*** PROVIDED RECORDS

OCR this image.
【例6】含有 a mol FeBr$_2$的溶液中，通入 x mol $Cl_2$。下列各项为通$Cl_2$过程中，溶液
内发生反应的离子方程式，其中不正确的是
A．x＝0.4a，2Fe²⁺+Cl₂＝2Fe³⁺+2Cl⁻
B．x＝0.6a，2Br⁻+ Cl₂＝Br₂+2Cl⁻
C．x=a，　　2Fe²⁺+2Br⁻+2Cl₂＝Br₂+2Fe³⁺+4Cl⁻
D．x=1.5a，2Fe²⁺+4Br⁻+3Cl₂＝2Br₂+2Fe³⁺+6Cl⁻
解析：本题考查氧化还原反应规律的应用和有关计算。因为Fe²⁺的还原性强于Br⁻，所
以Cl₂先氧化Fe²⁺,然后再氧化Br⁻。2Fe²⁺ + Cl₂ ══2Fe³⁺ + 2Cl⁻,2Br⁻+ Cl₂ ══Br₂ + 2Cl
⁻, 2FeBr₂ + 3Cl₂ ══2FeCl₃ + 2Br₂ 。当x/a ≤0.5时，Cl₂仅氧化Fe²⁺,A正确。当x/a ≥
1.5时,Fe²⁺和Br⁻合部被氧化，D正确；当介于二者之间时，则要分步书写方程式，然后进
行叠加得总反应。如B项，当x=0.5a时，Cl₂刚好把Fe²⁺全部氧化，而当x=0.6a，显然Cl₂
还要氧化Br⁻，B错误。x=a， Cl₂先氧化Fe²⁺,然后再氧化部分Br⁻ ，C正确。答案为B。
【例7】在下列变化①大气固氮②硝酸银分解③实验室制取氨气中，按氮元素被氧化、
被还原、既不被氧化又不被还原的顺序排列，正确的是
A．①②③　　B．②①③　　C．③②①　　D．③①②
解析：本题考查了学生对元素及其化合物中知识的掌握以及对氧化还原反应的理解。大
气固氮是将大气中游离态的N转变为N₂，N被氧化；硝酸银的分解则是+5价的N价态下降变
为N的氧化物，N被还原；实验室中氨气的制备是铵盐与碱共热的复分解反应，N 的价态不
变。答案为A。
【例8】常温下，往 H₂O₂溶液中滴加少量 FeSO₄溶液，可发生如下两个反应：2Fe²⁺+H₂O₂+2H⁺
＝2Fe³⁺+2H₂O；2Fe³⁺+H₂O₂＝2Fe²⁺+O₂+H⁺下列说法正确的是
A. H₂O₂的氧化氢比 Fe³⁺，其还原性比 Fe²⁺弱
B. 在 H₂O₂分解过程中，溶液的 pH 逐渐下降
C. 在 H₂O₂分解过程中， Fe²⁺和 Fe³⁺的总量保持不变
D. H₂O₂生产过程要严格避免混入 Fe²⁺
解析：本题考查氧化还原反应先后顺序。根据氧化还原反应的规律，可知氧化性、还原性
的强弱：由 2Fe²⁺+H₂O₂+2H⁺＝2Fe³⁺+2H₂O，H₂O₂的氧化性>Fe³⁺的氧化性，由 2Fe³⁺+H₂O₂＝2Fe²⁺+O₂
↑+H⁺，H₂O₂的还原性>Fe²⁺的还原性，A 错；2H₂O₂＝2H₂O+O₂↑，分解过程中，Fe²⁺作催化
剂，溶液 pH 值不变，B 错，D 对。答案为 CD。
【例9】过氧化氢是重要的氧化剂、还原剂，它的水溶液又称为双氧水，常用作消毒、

******

Copy every line of the records above that holds the word "H₂O₂分解过程中".

● **COMPLETE ANSWER**:
B. 在 H₂O₂分解过程中，溶液的 pH 逐渐下降
C. 在 H₂O₂分解过程中， Fe²⁺和 Fe³⁺的总量保持不变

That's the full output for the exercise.